**What to produce**
Reproduce the listing exactly, with no pictures in your copy.

**Stored rows**
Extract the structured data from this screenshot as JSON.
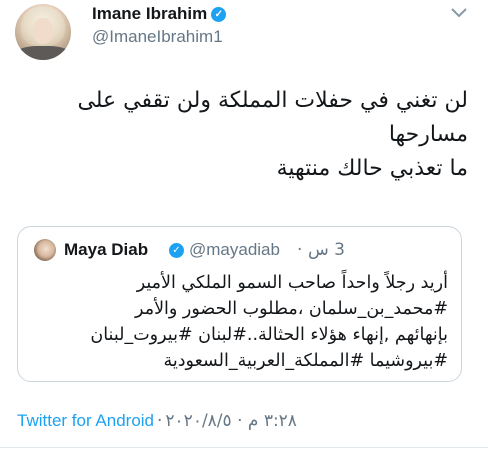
{
  "tweet": {
    "author_name": "Imane Ibrahim",
    "author_handle": "@ImaneIbrahim1",
    "lines": [
      "لن تغني في حفلات المملكة ولن تقفي على",
      "مسارحها",
      "ما تعذبي حالك منتهية"
    ],
    "icons": {
      "verified": "verified-badge-icon",
      "menu": "chevron-down-icon"
    }
  },
  "quoted": {
    "author_name": "Maya Diab",
    "author_handle": "@mayadiab",
    "separator": "·",
    "time": "3 س",
    "lines": [
      "أريد رجلاً واحداً صاحب السمو الملكي الأمير",
      "#محمد_بن_سلمان ،مطلوب الحضور والأمر",
      "بإنهائهم ,إنهاء هؤلاء الحثالة..#لبنان #بيروت_لبنان",
      "#بيروشيما #المملكة_العربية_السعودية"
    ]
  },
  "footer": {
    "source": "Twitter for Android",
    "separator": "·",
    "datetime": "٣:٢٨ م · ٢٠٢٠/٨/٥"
  },
  "colors": {
    "accent": "#1da1f2",
    "muted": "#657786",
    "text": "#14171a",
    "border": "#ccd6dd"
  }
}
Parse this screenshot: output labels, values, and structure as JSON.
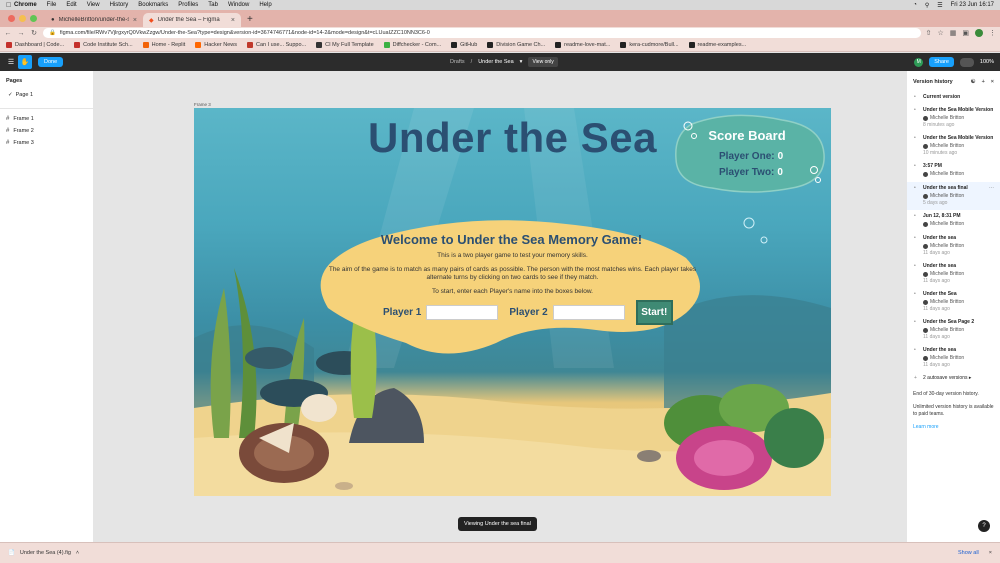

**Final result**
Extract the structured data from this screenshot as JSON.
{
  "tweet": {
    "author_name": "Imane Ibrahim",
    "author_handle": "@ImaneIbrahim1",
    "lines": [
      "لن تغني في حفلات المملكة ولن تقفي على",
      "مسارحها",
      "ما تعذبي حالك منتهية"
    ],
    "icons": {
      "verified": "verified-badge-icon",
      "menu": "chevron-down-icon"
    }
  },
  "quoted": {
    "author_name": "Maya Diab",
    "author_handle": "@mayadiab",
    "separator": "·",
    "time": "3 س",
    "lines": [
      "أريد رجلاً واحداً صاحب السمو الملكي الأمير",
      "#محمد_بن_سلمان ،مطلوب الحضور والأمر",
      "بإنهائهم ,إنهاء هؤلاء الحثالة..#لبنان #بيروت_لبنان",
      "#بيروشيما #المملكة_العربية_السعودية"
    ]
  },
  "footer": {
    "source": "Twitter for Android",
    "separator": "·",
    "datetime": "٣:٢٨ م · ٢٠٢٠/٨/٥"
  },
  "colors": {
    "accent": "#1da1f2",
    "muted": "#657786",
    "text": "#14171a",
    "border": "#ccd6dd"
  }
}
Parse this screenshot: output labels, values, and structure as JSON.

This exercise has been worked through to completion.